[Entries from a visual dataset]
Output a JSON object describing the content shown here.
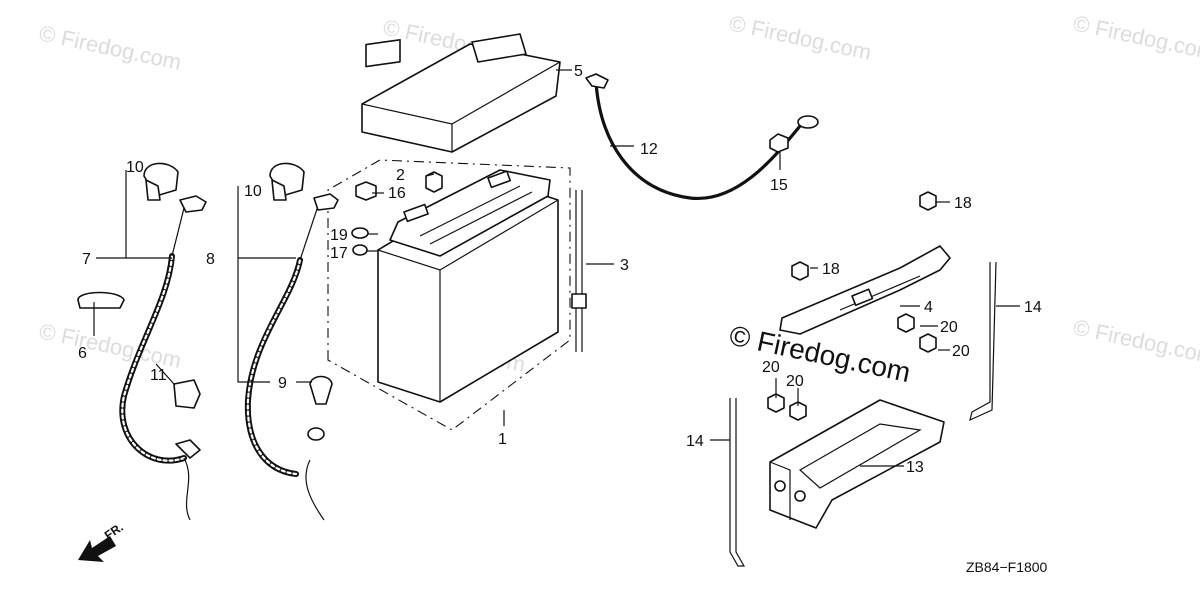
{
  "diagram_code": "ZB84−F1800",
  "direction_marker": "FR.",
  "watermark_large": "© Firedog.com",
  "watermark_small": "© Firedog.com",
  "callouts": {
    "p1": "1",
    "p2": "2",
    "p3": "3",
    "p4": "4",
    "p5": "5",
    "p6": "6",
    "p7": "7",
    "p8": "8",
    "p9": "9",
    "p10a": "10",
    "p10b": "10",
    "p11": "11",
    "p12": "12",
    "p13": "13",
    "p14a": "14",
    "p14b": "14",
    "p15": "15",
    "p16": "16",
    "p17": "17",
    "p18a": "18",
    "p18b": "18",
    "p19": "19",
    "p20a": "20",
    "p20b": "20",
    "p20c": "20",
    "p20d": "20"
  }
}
---
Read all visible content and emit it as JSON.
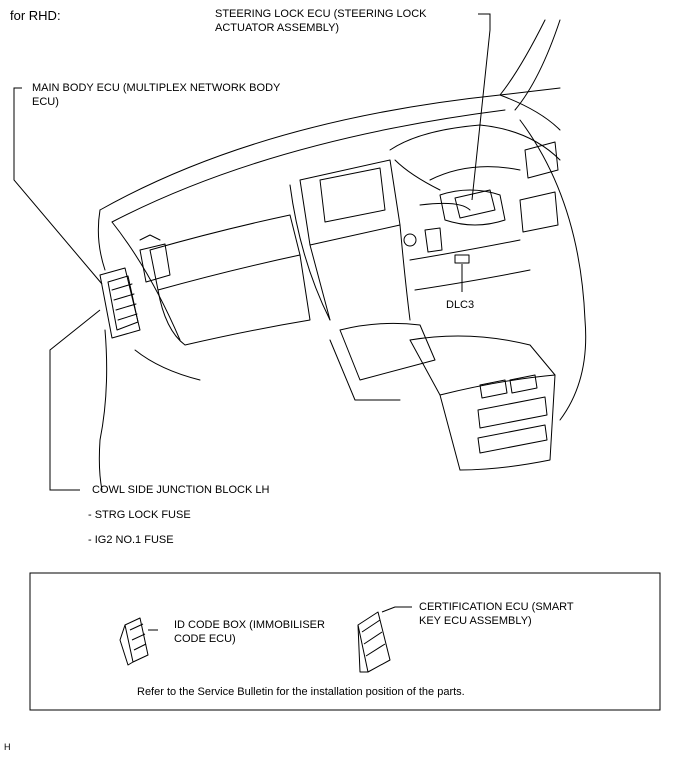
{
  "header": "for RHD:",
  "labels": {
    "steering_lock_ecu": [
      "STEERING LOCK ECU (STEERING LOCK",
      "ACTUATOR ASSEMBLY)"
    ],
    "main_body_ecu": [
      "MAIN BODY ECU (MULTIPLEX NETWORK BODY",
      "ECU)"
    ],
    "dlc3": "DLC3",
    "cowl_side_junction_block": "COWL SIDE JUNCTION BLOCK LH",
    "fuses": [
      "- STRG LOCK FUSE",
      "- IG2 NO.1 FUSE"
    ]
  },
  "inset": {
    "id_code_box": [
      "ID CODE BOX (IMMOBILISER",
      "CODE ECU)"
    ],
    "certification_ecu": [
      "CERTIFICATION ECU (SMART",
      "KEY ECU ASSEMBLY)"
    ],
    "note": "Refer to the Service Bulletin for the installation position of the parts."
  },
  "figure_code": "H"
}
==
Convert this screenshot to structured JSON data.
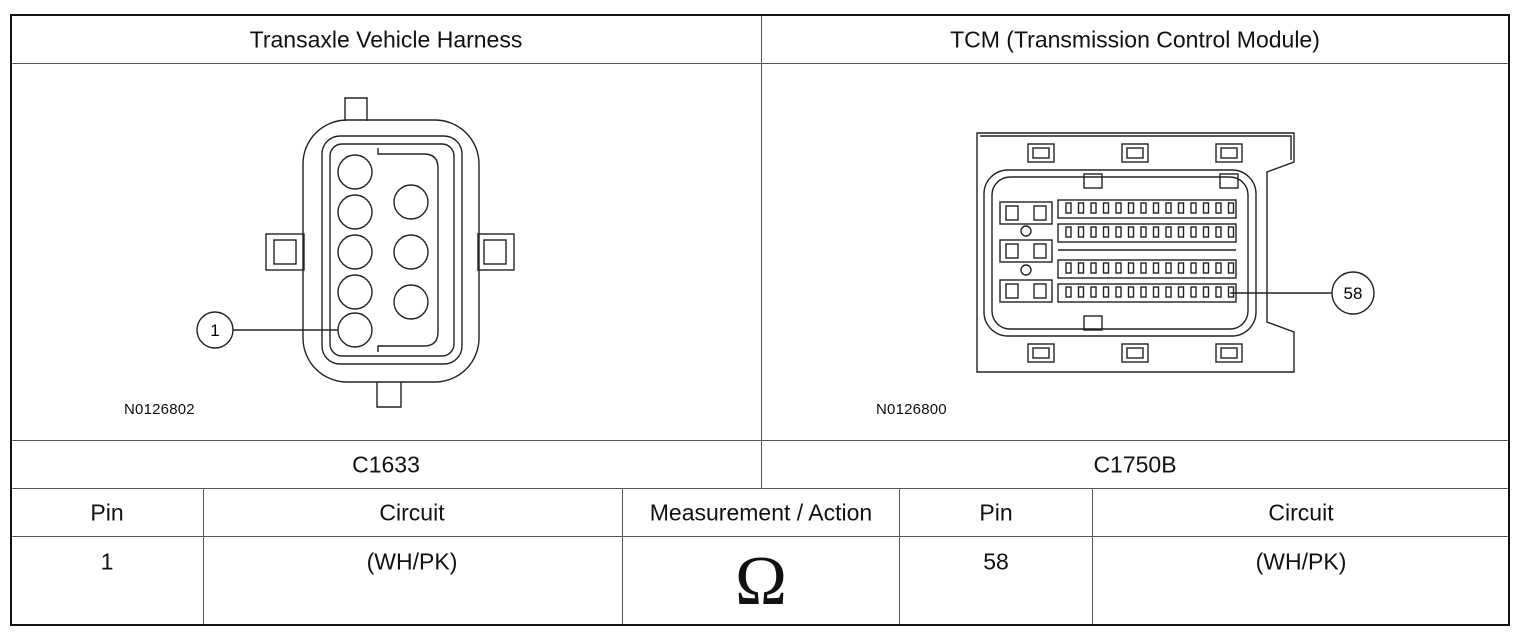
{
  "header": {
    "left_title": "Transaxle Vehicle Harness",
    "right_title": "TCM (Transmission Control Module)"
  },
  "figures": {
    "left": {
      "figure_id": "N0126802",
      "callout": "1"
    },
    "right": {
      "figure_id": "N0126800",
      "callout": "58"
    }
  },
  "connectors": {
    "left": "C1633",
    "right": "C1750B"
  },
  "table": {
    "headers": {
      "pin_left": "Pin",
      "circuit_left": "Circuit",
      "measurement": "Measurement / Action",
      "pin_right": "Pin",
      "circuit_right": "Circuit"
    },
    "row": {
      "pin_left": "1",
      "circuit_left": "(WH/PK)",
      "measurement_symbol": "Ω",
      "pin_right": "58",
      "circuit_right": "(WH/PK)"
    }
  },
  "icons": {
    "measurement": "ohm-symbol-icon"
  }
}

Task to carry out -> Search the records above for the string "ASSEMBLY". Copy every line that contains it.

Response to the task ->
      "ACTUATOR ASSEMBLY)"
      "KEY ECU ASSEMBLY)"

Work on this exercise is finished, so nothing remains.